Start of Exercise materials

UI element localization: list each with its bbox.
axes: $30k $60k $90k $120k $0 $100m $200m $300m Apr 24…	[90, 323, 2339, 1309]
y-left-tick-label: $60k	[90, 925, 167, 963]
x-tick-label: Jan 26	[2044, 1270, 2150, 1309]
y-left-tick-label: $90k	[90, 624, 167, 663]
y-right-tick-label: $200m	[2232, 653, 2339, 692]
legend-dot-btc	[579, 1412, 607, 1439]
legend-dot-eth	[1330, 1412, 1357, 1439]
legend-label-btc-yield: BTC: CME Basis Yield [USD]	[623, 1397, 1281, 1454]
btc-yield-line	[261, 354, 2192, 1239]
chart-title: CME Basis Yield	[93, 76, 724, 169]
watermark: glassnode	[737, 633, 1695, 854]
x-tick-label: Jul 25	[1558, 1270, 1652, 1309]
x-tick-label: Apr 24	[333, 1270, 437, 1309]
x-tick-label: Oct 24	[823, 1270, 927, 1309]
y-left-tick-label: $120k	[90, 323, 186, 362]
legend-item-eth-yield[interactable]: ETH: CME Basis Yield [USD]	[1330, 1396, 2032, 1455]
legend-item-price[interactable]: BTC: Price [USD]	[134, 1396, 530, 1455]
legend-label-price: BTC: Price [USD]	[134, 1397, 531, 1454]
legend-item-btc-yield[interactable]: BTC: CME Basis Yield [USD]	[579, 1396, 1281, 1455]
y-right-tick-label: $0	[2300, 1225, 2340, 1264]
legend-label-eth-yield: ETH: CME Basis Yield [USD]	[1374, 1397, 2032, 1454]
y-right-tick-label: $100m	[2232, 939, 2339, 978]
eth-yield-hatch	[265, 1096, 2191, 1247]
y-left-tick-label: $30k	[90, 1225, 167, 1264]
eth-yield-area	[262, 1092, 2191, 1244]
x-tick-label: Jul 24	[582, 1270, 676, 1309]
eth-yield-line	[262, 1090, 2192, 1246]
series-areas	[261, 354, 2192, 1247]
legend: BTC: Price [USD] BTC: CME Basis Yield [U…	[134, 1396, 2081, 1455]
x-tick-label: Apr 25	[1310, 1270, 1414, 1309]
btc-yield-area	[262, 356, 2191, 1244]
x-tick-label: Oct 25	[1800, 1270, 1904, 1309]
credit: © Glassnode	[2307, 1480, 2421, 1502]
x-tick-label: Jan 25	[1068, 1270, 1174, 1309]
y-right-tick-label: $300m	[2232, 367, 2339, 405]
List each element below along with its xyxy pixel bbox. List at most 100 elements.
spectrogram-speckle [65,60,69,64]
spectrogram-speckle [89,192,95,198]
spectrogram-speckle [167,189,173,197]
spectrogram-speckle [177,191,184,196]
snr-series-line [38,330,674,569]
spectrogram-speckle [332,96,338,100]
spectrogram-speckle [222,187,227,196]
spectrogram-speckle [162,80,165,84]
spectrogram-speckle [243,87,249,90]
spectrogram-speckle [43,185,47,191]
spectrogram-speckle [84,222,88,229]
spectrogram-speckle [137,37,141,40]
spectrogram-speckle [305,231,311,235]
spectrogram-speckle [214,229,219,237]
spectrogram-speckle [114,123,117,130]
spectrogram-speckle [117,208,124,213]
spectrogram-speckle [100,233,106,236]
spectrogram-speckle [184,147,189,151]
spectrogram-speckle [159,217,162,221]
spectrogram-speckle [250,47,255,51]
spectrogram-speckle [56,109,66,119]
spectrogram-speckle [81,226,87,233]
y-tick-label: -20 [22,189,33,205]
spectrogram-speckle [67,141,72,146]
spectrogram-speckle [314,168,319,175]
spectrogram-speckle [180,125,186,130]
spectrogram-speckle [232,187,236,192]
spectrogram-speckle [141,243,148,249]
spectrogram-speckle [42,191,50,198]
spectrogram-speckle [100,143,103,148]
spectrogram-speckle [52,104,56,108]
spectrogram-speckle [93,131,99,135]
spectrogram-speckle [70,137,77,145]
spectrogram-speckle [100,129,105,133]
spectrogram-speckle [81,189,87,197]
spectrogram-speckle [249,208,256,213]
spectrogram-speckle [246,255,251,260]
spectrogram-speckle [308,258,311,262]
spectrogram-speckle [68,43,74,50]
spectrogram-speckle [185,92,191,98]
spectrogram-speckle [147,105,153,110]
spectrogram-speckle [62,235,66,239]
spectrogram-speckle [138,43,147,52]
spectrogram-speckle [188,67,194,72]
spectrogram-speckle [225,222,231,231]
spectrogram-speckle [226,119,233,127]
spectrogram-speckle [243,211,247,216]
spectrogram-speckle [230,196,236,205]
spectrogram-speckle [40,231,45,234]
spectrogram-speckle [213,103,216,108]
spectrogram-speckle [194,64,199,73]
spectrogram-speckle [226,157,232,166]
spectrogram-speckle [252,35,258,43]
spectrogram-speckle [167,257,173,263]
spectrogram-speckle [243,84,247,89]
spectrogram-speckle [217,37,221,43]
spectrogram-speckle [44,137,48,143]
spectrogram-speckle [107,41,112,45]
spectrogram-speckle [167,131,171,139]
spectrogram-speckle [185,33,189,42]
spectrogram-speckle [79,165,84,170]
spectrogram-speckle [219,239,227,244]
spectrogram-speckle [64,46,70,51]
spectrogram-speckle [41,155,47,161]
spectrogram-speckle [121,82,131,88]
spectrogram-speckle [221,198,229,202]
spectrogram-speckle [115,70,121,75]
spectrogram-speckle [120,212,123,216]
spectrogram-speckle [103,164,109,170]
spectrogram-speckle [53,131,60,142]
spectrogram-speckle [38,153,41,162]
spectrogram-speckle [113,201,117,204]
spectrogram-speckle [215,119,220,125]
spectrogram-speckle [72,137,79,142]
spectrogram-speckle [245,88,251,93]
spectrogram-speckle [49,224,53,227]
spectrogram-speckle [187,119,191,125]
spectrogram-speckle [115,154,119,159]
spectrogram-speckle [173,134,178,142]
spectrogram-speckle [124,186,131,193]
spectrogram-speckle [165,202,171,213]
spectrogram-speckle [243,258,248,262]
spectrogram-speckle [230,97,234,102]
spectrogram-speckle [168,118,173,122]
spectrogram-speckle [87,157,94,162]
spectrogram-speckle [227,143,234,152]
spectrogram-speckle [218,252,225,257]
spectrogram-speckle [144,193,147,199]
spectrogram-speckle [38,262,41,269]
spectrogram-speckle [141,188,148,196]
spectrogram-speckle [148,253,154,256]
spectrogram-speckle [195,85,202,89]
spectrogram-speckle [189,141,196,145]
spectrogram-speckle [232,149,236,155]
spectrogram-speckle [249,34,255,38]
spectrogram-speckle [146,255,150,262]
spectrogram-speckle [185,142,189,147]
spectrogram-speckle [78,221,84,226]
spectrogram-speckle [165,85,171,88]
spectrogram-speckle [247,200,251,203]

End of Exercise materials

Convert the listing above into a JSON list of strings, with each string holding one line and blank lines omitted.

* Result of the task
[
  "UI element localization: list each with its bbox.",
  "axes: $30k $60k $90k $120k $0 $100m $200m $300m Apr 24…\t[90, 323, 2339, 1309]",
  "y-left-tick-label: $60k\t[90, 925, 167, 963]",
  "x-tick-label: Jan 26\t[2044, 1270, 2150, 1309]",
  "y-left-tick-label: $90k\t[90, 624, 167, 663]",
  "y-right-tick-label: $200m\t[2232, 653, 2339, 692]",
  "legend-dot-btc\t[579, 1412, 607, 1439]",
  "legend-dot-eth\t[1330, 1412, 1357, 1439]",
  "legend-label-btc-yield: BTC: CME Basis Yield [USD]\t[623, 1397, 1281, 1454]",
  "btc-yield-line\t[261, 354, 2192, 1239]",
  "chart-title: CME Basis Yield\t[93, 76, 724, 169]",
  "watermark: glassnode\t[737, 633, 1695, 854]",
  "x-tick-label: Jul 25\t[1558, 1270, 1652, 1309]",
  "x-tick-label: Apr 24\t[333, 1270, 437, 1309]",
  "x-tick-label: Oct 24\t[823, 1270, 927, 1309]",
  "y-left-tick-label: $120k\t[90, 323, 186, 362]",
  "legend-item-eth-yield[interactable]: ETH: CME Basis Yield [USD]\t[1330, 1396, 2032, 1455]",
  "legend-item-price[interactable]: BTC: Price [USD]\t[134, 1396, 530, 1455]",
  "legend-label-price: BTC: Price [USD]\t[134, 1397, 531, 1454]",
  "legend-item-btc-yield[interactable]: BTC: CME Basis Yield [USD]\t[579, 1396, 1281, 1455]",
  "y-right-tick-label: $0\t[2300, 1225, 2340, 1264]",
  "legend-label-eth-yield: ETH: CME Basis Yield [USD]\t[1374, 1397, 2032, 1454]",
  "y-right-tick-label: $100m\t[2232, 939, 2339, 978]",
  "eth-yield-hatch\t[265, 1096, 2191, 1247]",
  "y-left-tick-label: $30k\t[90, 1225, 167, 1264]",
  "eth-yield-area\t[262, 1092, 2191, 1244]",
  "x-tick-label: Jul 24\t[582, 1270, 676, 1309]",
  "eth-yield-line\t[262, 1090, 2192, 1246]",
  "series-areas\t[261, 354, 2192, 1247]",
  "legend: BTC: Price [USD] BTC: CME Basis Yield [U…\t[134, 1396, 2081, 1455]",
  "x-tick-label: Apr 25\t[1310, 1270, 1414, 1309]",
  "btc-yield-area\t[262, 356, 2191, 1244]",
  "x-tick-label: Oct 25\t[1800, 1270, 1904, 1309]",
  "credit: © Glassnode\t[2307, 1480, 2421, 1502]",
  "x-tick-label: Jan 25\t[1068, 1270, 1174, 1309]",
  "y-right-tick-label: $300m\t[2232, 367, 2339, 405]",
  "List each element below along with its xyxy pixel bbox. List at most 100 elements.",
  "spectrogram-speckle [65,60,69,64]",
  "spectrogram-speckle [89,192,95,198]",
  "spectrogram-speckle [167,189,173,197]",
  "spectrogram-speckle [177,191,184,196]",
  "snr-series-line [38,330,674,569]",
  "spectrogram-speckle [332,96,338,100]",
  "spectrogram-speckle [222,187,227,196]",
  "spectrogram-speckle [162,80,165,84]",
  "spectrogram-speckle [243,87,249,90]",
  "spectrogram-speckle [43,185,47,191]",
  "spectrogram-speckle [84,222,88,229]",
  "spectrogram-speckle [137,37,141,40]",
  "spectrogram-speckle [305,231,311,235]",
  "spectrogram-speckle [214,229,219,237]",
  "spectrogram-speckle [114,123,117,130]",
  "spectrogram-speckle [117,208,124,213]",
  "spectrogram-speckle [100,233,106,236]",
  "spectrogram-speckle [184,147,189,151]",
  "spectrogram-speckle [159,217,162,221]",
  "spectrogram-speckle [250,47,255,51]",
  "spectrogram-speckle [56,109,66,119]",
  "spectrogram-speckle [81,226,87,233]",
  "y-tick-label: -20 [22,189,33,205]",
  "spectrogram-speckle [67,141,72,146]",
  "spectrogram-speckle [314,168,319,175]",
  "spectrogram-speckle [180,125,186,130]",
  "spectrogram-speckle [232,187,236,192]",
  "spectrogram-speckle [141,243,148,249]",
  "spectrogram-speckle [42,191,50,198]",
  "spectrogram-speckle [100,143,103,148]",
  "spectrogram-speckle [52,104,56,108]",
  "spectrogram-speckle [93,131,99,135]",
  "spectrogram-speckle [70,137,77,145]",
  "spectrogram-speckle [100,129,105,133]",
  "spectrogram-speckle [81,189,87,197]",
  "spectrogram-speckle [249,208,256,213]",
  "spectrogram-speckle [246,255,251,260]",
  "spectrogram-speckle [308,258,311,262]",
  "spectrogram-speckle [68,43,74,50]",
  "spectrogram-speckle [185,92,191,98]",
  "spectrogram-speckle [147,105,153,110]",
  "spectrogram-speckle [62,235,66,239]",
  "spectrogram-speckle [138,43,147,52]",
  "spectrogram-speckle [188,67,194,72]",
  "spectrogram-speckle [225,222,231,231]",
  "spectrogram-speckle [226,119,233,127]",
  "spectrogram-speckle [243,211,247,216]",
  "spectrogram-speckle [230,196,236,205]",
  "spectrogram-speckle [40,231,45,234]",
  "spectrogram-speckle [213,103,216,108]",
  "spectrogram-speckle [194,64,199,73]",
  "spectrogram-speckle [226,157,232,166]",
  "spectrogram-speckle [252,35,258,43]",
  "spectrogram-speckle [167,257,173,263]",
  "spectrogram-speckle [243,84,247,89]",
  "spectrogram-speckle [217,37,221,43]",
  "spectrogram-speckle [44,137,48,143]",
  "spectrogram-speckle [107,41,112,45]",
  "spectrogram-speckle [167,131,171,139]",
  "spectrogram-speckle [185,33,189,42]",
  "spectrogram-speckle [79,165,84,170]",
  "spectrogram-speckle [219,239,227,244]",
  "spectrogram-speckle [64,46,70,51]",
  "spectrogram-speckle [41,155,47,161]",
  "spectrogram-speckle [121,82,131,88]",
  "spectrogram-speckle [221,198,229,202]",
  "spectrogram-speckle [115,70,121,75]",
  "spectrogram-speckle [120,212,123,216]",
  "spectrogram-speckle [103,164,109,170]",
  "spectrogram-speckle [53,131,60,142]",
  "spectrogram-speckle [38,153,41,162]",
  "spectrogram-speckle [113,201,117,204]",
  "spectrogram-speckle [215,119,220,125]",
  "spectrogram-speckle [72,137,79,142]",
  "spectrogram-speckle [245,88,251,93]",
  "spectrogram-speckle [49,224,53,227]",
  "spectrogram-speckle [187,119,191,125]",
  "spectrogram-speckle [115,154,119,159]",
  "spectrogram-speckle [173,134,178,142]",
  "spectrogram-speckle [124,186,131,193]",
  "spectrogram-speckle [165,202,171,213]",
  "spectrogram-speckle [243,258,248,262]",
  "spectrogram-speckle [230,97,234,102]",
  "spectrogram-speckle [168,118,173,122]",
  "spectrogram-speckle [87,157,94,162]",
  "spectrogram-speckle [227,143,234,152]",
  "spectrogram-speckle [218,252,225,257]",
  "spectrogram-speckle [144,193,147,199]",
  "spectrogram-speckle [38,262,41,269]",
  "spectrogram-speckle [141,188,148,196]",
  "spectrogram-speckle [148,253,154,256]",
  "spectrogram-speckle [195,85,202,89]",
  "spectrogram-speckle [189,141,196,145]",
  "spectrogram-speckle [232,149,236,155]",
  "spectrogram-speckle [249,34,255,38]",
  "spectrogram-speckle [146,255,150,262]",
  "spectrogram-speckle [185,142,189,147]",
  "spectrogram-speckle [78,221,84,226]",
  "spectrogram-speckle [165,85,171,88]",
  "spectrogram-speckle [247,200,251,203]"
]